Brief: Only the lines from the one containing "What text is on this page?" through the end of the entries should be repeated, exactly as they appear, first and last included.

##########

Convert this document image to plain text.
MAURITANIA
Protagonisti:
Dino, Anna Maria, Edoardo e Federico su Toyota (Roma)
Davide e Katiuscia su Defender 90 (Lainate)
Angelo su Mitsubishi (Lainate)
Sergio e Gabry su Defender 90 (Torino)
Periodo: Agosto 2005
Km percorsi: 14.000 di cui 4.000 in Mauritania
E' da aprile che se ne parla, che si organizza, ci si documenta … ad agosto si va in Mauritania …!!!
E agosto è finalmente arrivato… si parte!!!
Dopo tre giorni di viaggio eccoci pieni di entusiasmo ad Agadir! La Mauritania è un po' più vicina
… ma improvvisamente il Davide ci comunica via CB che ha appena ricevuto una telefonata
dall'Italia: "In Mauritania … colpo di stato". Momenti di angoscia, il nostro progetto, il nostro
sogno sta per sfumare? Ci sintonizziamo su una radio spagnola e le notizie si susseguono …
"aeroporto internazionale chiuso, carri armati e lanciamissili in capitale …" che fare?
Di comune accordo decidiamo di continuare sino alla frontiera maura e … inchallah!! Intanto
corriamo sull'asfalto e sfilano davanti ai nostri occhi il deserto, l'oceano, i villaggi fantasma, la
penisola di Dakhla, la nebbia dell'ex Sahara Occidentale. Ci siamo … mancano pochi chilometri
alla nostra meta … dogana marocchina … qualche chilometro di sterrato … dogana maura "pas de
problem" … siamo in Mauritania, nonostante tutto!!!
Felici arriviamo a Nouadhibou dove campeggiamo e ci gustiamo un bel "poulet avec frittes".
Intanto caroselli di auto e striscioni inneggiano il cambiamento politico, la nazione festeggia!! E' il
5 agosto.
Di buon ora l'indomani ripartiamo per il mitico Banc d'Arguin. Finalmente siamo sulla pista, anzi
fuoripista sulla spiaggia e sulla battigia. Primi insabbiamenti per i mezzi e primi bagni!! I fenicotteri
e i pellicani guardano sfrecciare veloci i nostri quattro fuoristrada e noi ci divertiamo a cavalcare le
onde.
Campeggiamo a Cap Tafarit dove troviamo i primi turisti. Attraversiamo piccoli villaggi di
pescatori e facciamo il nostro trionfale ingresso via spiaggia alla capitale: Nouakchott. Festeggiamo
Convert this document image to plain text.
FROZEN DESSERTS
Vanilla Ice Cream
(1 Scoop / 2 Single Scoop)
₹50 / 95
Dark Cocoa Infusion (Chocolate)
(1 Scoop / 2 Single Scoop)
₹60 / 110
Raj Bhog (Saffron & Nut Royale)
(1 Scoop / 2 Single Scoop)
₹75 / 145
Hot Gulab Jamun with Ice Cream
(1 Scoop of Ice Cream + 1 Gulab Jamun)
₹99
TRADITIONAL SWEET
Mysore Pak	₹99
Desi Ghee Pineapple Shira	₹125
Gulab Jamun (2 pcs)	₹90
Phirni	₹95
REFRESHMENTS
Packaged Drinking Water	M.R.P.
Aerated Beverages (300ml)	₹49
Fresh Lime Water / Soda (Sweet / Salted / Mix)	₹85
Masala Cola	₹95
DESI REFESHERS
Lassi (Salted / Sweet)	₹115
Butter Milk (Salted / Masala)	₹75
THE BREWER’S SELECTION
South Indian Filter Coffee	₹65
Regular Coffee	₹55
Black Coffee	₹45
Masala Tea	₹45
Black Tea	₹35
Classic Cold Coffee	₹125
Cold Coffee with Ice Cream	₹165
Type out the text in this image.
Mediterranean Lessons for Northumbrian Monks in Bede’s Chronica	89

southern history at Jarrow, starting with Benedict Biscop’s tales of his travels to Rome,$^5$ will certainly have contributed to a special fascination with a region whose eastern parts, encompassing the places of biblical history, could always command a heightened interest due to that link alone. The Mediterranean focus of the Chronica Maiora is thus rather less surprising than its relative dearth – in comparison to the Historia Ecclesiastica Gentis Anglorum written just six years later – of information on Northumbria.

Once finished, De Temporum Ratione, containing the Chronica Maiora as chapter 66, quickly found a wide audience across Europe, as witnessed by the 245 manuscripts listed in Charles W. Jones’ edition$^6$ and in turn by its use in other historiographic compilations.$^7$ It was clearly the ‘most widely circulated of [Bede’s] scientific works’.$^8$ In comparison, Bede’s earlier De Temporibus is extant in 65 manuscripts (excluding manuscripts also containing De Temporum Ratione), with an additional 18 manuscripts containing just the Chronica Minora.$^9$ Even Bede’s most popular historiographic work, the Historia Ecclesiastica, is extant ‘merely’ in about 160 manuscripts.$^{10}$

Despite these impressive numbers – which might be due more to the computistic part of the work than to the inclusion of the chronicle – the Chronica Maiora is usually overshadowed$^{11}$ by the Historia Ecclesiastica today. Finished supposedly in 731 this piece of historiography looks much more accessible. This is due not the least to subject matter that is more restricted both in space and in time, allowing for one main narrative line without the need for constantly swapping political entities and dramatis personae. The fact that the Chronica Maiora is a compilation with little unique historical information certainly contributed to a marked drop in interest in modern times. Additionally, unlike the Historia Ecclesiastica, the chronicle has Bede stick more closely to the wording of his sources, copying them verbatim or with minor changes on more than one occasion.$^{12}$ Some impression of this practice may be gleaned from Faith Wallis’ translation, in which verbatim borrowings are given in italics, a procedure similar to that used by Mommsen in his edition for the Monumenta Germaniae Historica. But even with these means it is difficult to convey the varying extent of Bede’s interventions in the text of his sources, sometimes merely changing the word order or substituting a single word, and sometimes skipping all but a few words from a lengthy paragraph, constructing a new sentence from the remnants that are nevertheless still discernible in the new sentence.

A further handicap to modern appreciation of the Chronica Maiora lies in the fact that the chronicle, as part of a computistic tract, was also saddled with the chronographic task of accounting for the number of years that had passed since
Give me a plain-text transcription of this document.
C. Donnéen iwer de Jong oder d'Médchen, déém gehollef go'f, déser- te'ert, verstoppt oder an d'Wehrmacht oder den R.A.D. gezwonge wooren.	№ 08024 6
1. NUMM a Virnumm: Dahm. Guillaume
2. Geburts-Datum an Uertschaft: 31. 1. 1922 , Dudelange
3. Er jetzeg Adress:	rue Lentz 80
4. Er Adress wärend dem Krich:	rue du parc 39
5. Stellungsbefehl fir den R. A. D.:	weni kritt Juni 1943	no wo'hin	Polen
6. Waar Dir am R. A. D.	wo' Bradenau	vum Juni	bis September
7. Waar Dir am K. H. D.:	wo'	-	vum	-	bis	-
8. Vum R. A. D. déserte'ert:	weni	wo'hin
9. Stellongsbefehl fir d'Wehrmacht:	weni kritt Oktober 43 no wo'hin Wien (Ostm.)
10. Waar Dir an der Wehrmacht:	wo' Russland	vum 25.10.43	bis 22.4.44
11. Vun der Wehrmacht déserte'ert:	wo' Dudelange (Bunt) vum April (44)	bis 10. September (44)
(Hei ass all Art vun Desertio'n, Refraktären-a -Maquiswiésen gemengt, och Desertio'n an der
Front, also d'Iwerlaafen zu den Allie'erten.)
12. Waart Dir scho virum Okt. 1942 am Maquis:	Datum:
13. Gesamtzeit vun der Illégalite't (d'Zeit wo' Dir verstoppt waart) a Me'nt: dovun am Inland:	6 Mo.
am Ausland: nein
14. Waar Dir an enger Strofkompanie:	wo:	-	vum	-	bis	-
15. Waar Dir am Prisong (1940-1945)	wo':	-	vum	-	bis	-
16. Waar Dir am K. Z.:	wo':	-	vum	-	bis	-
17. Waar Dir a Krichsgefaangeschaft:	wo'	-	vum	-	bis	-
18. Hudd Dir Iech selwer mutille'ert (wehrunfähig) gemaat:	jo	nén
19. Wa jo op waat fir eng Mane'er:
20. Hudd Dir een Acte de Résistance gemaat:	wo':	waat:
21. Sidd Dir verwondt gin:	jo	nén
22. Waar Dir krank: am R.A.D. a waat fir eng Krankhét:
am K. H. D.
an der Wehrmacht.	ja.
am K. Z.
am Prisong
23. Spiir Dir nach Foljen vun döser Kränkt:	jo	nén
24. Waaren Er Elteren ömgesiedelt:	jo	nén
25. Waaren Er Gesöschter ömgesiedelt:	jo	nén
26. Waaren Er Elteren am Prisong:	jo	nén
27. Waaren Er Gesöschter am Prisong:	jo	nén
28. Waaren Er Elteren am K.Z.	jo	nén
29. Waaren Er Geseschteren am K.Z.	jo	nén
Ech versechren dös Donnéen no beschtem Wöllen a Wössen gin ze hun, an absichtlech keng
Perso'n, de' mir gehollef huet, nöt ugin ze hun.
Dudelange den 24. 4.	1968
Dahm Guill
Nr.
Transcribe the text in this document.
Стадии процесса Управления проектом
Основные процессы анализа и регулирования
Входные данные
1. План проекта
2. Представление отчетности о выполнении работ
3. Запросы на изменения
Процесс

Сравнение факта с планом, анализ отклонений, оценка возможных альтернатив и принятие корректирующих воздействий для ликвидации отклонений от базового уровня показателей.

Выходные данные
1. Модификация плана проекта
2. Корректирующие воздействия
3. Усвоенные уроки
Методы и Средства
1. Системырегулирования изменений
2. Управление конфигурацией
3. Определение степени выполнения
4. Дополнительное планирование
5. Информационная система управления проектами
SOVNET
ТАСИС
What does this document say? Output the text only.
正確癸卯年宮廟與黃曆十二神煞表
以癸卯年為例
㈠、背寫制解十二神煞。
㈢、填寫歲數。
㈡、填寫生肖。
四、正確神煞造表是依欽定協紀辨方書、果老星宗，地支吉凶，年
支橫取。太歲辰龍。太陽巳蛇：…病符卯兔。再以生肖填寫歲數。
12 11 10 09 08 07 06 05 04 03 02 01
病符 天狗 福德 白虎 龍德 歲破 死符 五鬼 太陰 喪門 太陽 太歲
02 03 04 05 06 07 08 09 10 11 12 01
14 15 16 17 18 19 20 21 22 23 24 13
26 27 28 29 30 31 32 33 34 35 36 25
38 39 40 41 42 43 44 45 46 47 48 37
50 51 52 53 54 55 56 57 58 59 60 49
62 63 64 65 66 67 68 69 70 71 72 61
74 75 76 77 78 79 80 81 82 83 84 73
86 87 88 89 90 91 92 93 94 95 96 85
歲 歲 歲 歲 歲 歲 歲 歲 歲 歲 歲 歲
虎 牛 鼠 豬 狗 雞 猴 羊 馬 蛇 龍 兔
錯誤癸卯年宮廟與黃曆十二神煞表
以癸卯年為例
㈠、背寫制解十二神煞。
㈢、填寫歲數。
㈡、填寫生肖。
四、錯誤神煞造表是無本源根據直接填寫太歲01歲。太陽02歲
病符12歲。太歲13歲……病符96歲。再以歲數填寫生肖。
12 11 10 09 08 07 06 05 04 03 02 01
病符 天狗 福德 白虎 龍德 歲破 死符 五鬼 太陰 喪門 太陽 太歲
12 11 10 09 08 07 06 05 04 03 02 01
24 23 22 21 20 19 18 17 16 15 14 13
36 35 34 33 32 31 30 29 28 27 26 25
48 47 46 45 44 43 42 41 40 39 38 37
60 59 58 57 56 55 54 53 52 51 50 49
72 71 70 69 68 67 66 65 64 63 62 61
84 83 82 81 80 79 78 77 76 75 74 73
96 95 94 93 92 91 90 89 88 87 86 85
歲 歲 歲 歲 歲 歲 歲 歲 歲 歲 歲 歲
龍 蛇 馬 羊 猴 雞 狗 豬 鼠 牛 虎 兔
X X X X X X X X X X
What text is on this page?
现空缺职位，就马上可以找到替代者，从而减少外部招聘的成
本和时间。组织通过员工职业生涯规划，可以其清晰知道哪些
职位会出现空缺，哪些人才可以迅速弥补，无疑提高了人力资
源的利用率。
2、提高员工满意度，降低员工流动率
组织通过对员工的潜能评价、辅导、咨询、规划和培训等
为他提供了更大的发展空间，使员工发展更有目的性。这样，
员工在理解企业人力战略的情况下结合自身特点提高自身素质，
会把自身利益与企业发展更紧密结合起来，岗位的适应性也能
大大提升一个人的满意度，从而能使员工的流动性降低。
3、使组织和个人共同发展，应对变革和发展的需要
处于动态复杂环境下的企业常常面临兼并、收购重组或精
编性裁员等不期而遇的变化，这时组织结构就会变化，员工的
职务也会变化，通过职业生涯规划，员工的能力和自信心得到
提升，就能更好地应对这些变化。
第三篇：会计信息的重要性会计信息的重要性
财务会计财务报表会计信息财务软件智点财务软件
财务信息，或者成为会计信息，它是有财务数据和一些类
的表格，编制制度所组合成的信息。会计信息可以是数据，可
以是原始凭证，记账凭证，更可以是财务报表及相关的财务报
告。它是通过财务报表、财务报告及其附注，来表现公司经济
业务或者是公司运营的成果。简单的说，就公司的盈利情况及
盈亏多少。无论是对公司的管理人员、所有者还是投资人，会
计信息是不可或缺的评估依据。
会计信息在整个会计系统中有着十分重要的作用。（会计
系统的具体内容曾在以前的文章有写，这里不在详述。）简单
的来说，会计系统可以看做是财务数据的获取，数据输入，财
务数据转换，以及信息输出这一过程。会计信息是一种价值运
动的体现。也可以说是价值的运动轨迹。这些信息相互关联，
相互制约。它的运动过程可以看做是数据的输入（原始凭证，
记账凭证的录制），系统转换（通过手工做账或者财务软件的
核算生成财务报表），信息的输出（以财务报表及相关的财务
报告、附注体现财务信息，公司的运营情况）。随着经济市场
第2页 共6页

##########

Output for this exercise:
What text is on this page?
现空缺职位，就马上可以找到替代者，从而减少外部招聘的成
本和时间。组织通过员工职业生涯规划，可以其清晰知道哪些
职位会出现空缺，哪些人才可以迅速弥补，无疑提高了人力资
源的利用率。
2、提高员工满意度，降低员工流动率
组织通过对员工的潜能评价、辅导、咨询、规划和培训等
为他提供了更大的发展空间，使员工发展更有目的性。这样，
员工在理解企业人力战略的情况下结合自身特点提高自身素质，
会把自身利益与企业发展更紧密结合起来，岗位的适应性也能
大大提升一个人的满意度，从而能使员工的流动性降低。
3、使组织和个人共同发展，应对变革和发展的需要
处于动态复杂环境下的企业常常面临兼并、收购重组或精
编性裁员等不期而遇的变化，这时组织结构就会变化，员工的
职务也会变化，通过职业生涯规划，员工的能力和自信心得到
提升，就能更好地应对这些变化。
第三篇：会计信息的重要性会计信息的重要性
财务会计财务报表会计信息财务软件智点财务软件
财务信息，或者成为会计信息，它是有财务数据和一些类
的表格，编制制度所组合成的信息。会计信息可以是数据，可
以是原始凭证，记账凭证，更可以是财务报表及相关的财务报
告。它是通过财务报表、财务报告及其附注，来表现公司经济
业务或者是公司运营的成果。简单的说，就公司的盈利情况及
盈亏多少。无论是对公司的管理人员、所有者还是投资人，会
计信息是不可或缺的评估依据。
会计信息在整个会计系统中有着十分重要的作用。（会计
系统的具体内容曾在以前的文章有写，这里不在详述。）简单
的来说，会计系统可以看做是财务数据的获取，数据输入，财
务数据转换，以及信息输出这一过程。会计信息是一种价值运
动的体现。也可以说是价值的运动轨迹。这些信息相互关联，
相互制约。它的运动过程可以看做是数据的输入（原始凭证，
记账凭证的录制），系统转换（通过手工做账或者财务软件的
核算生成财务报表），信息的输出（以财务报表及相关的财务
报告、附注体现财务信息，公司的运营情况）。随着经济市场
第2页 共6页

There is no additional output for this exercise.